__Information given__.
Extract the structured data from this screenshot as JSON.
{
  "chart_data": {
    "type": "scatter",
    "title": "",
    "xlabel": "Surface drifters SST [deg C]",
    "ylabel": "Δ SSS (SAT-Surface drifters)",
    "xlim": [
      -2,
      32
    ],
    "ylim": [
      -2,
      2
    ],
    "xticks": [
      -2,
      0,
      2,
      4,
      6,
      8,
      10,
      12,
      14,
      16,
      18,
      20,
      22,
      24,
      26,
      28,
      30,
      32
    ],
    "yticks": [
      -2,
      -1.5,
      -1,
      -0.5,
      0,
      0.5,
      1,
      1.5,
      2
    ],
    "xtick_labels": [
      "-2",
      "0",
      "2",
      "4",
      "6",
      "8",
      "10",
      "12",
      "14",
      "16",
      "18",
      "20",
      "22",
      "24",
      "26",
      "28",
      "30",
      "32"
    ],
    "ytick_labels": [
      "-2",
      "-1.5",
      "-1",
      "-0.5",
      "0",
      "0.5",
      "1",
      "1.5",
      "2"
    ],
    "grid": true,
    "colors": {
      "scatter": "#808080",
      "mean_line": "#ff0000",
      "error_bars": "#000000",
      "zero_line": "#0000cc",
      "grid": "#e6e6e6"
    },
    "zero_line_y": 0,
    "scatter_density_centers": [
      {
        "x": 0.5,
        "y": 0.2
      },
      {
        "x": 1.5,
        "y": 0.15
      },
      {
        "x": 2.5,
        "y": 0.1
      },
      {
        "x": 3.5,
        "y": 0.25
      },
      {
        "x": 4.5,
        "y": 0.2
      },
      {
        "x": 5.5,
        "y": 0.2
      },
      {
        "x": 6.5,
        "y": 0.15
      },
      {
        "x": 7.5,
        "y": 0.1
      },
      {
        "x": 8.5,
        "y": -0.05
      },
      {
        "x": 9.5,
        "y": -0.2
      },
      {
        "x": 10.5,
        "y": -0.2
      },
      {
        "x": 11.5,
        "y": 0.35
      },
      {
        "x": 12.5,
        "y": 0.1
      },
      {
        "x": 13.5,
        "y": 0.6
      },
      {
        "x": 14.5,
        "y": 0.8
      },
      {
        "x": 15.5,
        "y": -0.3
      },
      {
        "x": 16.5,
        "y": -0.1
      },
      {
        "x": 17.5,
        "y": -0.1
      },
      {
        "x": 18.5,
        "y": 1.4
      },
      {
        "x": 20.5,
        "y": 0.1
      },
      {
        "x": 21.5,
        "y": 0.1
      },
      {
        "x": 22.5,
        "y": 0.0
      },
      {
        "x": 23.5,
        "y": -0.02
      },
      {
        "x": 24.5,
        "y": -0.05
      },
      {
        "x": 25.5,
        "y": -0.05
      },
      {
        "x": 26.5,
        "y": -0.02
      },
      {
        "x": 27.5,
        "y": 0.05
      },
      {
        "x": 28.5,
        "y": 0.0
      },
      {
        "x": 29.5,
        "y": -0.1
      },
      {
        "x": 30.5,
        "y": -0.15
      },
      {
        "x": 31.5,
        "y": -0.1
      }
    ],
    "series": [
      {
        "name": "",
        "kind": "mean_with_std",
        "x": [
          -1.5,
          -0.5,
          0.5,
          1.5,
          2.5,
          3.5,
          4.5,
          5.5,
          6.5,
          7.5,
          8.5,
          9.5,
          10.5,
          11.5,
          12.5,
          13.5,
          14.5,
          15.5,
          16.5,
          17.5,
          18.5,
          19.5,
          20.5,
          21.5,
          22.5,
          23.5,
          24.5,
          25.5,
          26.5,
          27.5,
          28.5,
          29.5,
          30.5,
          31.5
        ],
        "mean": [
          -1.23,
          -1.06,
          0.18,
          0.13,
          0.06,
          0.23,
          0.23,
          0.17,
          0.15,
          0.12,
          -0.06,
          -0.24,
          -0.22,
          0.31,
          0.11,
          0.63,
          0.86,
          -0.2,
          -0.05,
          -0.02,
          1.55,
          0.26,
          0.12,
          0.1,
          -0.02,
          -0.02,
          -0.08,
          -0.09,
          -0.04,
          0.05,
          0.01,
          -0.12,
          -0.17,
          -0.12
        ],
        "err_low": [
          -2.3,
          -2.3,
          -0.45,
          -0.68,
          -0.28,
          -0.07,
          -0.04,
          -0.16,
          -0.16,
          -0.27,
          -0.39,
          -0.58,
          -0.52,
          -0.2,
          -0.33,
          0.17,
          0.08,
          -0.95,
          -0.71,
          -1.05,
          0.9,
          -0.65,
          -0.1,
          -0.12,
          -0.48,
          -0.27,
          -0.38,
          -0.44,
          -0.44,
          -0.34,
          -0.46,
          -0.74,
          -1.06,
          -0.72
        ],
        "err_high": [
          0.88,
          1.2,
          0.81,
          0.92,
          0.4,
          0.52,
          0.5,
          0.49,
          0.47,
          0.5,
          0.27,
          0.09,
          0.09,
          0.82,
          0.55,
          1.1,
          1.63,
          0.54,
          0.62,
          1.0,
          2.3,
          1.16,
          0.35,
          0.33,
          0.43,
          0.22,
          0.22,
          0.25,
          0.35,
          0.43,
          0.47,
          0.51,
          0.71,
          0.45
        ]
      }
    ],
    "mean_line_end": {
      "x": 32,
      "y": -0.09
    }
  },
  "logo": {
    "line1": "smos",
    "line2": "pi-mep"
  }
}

* * *

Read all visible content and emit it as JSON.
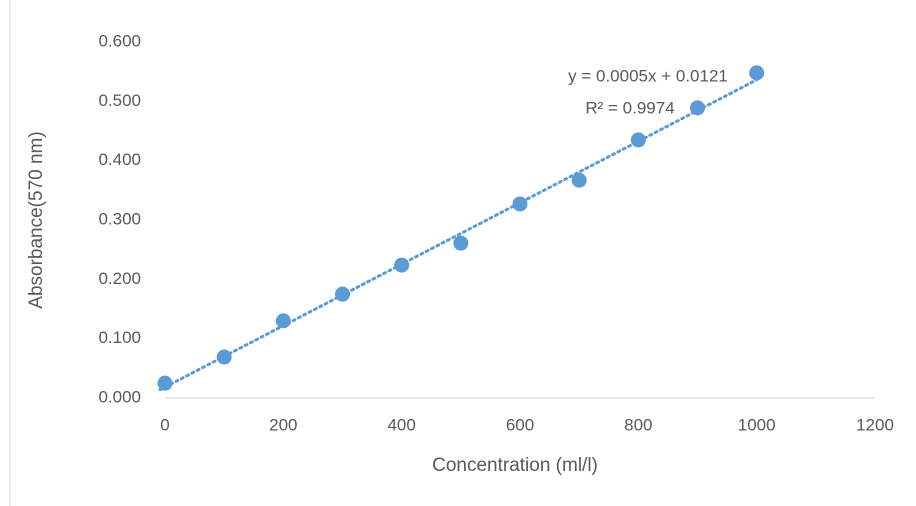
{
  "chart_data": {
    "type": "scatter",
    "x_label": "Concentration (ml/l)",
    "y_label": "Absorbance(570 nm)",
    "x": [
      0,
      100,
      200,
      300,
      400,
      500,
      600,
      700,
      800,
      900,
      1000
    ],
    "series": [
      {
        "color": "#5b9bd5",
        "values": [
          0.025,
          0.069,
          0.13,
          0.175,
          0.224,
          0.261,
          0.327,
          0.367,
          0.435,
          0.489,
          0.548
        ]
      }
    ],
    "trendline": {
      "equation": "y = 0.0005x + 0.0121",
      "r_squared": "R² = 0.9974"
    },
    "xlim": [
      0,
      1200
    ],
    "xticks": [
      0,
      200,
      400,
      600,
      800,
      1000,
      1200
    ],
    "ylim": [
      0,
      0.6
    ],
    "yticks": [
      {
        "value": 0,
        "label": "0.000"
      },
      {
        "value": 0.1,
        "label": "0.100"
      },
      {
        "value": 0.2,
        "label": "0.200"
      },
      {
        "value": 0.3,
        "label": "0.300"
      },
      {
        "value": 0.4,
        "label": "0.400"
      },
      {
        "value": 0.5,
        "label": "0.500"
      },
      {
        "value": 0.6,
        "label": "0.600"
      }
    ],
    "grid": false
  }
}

--

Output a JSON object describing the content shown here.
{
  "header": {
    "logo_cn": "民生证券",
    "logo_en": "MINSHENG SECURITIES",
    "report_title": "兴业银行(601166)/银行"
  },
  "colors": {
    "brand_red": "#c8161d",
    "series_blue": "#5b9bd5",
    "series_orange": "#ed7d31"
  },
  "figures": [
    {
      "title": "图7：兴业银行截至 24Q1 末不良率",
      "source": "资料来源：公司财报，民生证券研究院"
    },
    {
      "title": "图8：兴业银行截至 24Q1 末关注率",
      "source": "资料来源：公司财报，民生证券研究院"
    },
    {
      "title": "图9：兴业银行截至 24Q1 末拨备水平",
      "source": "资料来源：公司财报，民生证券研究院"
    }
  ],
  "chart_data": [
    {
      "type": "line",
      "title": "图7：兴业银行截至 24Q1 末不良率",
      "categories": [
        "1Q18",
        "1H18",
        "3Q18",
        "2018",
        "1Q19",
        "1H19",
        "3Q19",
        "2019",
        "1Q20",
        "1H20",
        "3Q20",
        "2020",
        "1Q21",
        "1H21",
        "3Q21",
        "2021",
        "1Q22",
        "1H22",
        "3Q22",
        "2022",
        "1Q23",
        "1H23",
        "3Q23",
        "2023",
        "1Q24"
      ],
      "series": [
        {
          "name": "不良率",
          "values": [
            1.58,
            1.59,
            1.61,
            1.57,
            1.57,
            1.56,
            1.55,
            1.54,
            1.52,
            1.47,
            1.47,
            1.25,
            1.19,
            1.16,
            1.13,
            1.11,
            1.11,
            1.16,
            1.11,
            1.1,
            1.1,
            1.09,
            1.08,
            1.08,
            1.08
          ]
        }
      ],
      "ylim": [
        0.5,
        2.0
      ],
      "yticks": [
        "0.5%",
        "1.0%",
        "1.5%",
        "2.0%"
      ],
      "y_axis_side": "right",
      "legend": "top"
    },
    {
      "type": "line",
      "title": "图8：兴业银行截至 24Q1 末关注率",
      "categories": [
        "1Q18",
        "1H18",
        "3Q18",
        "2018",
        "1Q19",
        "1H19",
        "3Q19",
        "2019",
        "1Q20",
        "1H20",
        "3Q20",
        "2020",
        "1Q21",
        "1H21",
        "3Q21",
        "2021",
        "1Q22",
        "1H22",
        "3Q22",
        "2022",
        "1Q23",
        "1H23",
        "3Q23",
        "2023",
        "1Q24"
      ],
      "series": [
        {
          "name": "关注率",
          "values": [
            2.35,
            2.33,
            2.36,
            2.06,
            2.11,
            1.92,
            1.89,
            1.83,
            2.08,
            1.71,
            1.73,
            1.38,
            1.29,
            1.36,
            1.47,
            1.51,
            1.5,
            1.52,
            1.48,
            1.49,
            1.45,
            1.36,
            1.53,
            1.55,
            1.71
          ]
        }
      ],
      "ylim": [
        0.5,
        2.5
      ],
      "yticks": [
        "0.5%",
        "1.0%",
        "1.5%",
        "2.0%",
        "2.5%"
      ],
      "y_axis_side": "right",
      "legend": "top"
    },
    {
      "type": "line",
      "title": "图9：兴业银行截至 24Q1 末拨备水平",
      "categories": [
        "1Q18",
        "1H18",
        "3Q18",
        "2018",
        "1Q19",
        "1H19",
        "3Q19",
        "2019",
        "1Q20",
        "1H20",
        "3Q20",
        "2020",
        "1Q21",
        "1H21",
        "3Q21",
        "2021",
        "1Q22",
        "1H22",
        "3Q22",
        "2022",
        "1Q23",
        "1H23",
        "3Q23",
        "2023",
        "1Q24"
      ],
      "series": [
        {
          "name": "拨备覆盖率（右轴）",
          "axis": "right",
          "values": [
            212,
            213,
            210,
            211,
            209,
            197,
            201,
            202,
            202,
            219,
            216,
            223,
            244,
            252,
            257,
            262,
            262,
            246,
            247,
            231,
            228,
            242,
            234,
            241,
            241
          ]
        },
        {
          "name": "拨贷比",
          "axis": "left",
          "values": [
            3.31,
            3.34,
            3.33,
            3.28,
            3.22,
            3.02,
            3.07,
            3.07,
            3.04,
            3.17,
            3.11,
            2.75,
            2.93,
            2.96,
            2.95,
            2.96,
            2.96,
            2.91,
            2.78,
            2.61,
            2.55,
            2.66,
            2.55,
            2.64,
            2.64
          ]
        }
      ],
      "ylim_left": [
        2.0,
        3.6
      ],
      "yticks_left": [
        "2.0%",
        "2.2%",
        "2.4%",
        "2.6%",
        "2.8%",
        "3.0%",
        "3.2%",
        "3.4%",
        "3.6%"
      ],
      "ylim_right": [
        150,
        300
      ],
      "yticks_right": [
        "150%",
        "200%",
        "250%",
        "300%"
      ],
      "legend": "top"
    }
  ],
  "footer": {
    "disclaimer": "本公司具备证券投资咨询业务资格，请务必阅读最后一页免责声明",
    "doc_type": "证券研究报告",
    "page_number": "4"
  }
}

__What you have to do__. Identify the lines above that contain the word "content", then copy them.

__Result for this exercise__.
Read all visible content and emit it as JSON.
Output a JSON object describing the content shown here.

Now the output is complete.